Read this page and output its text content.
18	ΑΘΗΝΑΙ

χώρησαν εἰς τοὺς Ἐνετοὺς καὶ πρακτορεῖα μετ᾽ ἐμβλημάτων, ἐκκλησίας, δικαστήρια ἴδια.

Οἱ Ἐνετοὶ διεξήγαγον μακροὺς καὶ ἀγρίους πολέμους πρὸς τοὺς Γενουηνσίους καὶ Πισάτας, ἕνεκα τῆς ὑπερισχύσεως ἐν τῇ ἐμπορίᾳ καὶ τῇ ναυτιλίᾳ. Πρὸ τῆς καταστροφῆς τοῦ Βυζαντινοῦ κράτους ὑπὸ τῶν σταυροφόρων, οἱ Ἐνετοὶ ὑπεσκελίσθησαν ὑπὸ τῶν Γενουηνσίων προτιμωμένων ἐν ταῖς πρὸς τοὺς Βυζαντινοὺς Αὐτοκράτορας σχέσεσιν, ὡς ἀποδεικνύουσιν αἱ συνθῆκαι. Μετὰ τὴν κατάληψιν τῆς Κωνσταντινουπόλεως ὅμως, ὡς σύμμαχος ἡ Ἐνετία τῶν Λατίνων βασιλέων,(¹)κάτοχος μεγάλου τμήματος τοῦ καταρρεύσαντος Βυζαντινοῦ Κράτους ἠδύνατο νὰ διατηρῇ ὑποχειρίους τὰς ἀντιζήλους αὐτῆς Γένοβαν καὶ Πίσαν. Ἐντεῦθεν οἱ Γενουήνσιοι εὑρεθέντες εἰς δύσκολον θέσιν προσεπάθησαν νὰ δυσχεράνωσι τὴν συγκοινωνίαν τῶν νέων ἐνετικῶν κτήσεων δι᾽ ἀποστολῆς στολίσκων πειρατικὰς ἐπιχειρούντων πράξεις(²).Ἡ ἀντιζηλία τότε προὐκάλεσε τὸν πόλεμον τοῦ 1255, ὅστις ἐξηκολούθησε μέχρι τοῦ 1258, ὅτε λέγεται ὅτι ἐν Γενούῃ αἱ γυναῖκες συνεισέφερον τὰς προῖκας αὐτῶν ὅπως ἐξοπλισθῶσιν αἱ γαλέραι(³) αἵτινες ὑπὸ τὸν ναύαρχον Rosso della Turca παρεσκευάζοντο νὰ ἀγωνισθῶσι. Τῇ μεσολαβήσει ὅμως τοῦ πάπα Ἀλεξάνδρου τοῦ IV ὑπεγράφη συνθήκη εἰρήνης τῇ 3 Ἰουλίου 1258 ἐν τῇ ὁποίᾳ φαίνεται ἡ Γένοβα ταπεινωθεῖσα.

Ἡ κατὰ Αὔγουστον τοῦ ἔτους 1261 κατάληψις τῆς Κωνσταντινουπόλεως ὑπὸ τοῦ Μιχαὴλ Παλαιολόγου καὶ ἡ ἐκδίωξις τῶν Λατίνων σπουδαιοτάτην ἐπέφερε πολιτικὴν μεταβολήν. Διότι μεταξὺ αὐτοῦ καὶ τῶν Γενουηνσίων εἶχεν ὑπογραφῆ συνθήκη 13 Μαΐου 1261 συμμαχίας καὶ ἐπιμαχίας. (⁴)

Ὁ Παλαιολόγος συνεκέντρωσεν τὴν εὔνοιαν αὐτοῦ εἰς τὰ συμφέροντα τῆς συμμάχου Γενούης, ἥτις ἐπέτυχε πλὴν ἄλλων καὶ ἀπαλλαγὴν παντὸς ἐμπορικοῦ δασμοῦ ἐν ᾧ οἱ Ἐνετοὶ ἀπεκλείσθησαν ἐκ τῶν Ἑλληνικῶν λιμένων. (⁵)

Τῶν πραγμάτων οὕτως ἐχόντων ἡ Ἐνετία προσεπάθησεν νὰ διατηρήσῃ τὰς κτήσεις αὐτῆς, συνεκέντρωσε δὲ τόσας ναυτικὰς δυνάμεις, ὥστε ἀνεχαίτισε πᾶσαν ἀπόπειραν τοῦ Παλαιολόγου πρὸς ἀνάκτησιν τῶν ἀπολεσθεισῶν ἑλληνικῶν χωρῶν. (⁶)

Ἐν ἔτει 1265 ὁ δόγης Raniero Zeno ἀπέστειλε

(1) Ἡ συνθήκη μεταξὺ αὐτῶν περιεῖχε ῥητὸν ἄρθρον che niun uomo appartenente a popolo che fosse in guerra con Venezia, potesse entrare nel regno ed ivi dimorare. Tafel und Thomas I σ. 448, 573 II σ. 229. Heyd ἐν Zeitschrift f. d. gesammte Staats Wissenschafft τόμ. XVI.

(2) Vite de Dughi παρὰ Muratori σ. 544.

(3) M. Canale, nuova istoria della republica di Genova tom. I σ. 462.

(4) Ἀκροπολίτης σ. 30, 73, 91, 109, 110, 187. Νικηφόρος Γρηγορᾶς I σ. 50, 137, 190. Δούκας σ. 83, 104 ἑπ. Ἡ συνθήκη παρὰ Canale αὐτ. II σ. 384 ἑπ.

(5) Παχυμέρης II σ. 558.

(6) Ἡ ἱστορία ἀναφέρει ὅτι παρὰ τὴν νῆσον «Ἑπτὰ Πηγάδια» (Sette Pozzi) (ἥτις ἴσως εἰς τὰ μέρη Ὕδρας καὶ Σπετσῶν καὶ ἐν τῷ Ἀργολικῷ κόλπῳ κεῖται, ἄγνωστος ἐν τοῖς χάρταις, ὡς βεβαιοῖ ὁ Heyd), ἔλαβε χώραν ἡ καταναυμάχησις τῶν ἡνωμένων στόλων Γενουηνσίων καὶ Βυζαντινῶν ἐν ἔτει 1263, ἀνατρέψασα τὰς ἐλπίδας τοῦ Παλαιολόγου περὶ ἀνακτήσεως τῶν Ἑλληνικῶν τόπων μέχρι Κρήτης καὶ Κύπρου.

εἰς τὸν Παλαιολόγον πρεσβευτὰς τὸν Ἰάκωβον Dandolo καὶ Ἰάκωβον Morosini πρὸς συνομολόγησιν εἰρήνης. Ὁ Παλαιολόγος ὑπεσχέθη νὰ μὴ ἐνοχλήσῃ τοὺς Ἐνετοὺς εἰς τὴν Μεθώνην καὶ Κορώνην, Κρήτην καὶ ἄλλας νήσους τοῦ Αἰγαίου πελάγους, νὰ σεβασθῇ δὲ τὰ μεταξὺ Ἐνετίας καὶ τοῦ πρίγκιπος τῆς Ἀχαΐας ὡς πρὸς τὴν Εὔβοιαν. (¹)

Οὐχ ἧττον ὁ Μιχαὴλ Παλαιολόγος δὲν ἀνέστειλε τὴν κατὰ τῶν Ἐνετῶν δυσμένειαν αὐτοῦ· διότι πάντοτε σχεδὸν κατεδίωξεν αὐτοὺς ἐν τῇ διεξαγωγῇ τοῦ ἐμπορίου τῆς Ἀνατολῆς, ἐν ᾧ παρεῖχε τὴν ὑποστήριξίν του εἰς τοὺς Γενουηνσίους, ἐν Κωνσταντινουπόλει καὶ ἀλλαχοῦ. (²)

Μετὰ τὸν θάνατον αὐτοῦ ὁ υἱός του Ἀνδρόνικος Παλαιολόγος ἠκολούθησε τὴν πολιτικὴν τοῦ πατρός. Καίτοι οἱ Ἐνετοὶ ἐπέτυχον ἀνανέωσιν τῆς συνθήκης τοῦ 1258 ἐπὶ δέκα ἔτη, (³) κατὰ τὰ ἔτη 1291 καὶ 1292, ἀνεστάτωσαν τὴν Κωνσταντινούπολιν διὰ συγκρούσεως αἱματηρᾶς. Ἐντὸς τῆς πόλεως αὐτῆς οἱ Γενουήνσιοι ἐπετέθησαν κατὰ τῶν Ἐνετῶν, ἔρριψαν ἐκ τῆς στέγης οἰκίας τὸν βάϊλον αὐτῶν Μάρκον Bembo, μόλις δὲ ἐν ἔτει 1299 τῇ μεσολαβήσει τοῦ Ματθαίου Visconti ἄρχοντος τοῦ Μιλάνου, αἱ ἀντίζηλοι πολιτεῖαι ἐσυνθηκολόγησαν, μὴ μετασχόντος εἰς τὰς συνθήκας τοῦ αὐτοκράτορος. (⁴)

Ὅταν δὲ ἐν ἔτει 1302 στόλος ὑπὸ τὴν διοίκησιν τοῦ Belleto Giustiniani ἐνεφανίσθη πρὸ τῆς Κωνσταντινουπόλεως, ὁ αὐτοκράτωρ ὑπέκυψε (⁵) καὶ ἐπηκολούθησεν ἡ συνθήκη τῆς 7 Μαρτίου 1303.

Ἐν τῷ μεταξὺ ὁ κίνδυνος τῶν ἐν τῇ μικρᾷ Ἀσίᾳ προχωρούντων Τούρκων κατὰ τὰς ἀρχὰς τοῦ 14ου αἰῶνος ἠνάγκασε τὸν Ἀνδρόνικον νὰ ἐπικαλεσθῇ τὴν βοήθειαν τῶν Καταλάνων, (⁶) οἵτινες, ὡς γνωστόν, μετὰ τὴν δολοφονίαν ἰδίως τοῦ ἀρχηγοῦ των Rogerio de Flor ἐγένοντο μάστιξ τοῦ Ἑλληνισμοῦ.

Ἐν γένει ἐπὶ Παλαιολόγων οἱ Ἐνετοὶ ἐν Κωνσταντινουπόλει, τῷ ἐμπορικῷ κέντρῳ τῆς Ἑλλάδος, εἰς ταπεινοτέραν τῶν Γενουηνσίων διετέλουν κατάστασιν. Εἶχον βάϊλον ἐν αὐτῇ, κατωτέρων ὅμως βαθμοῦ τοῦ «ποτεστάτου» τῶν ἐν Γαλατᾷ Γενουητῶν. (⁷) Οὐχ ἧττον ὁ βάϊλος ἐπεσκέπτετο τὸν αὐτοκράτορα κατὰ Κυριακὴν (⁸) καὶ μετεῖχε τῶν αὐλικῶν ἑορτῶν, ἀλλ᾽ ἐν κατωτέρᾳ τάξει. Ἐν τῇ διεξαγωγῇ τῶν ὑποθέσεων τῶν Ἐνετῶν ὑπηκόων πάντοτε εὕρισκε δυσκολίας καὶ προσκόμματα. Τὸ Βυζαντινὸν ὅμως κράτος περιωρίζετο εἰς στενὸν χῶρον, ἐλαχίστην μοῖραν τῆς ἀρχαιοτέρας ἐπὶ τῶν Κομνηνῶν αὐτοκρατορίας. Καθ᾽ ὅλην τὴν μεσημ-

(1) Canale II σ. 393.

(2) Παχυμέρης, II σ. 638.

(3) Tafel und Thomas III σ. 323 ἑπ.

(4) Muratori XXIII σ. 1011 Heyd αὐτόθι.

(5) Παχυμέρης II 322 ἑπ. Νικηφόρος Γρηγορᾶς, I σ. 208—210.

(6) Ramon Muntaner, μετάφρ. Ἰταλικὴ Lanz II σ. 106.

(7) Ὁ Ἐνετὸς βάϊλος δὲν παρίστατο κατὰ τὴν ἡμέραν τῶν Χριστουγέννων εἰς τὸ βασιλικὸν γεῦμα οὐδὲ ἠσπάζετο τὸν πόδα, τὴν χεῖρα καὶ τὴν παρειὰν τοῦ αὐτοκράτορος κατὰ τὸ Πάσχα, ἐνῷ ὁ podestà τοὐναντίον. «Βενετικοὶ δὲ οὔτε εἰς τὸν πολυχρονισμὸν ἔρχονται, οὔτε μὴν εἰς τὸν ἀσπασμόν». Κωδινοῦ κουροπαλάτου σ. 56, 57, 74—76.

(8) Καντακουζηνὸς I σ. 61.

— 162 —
========================================================================
[PROBLEM STATEMENT]
Copy each line of the records containing the string "Νικηφόρος".

[FULL OUTPUT]
(4) Ἀκροπολίτης σ. 30, 73, 91, 109, 110, 187. Νικηφόρος Γρηγορᾶς I σ. 50, 137, 190. Δούκας σ. 83, 104 ἑπ. Ἡ συνθήκη παρὰ Canale αὐτ. II σ. 384 ἑπ.
(5) Παχυμέρης II 322 ἑπ. Νικηφόρος Γρηγορᾶς, I σ. 208—210.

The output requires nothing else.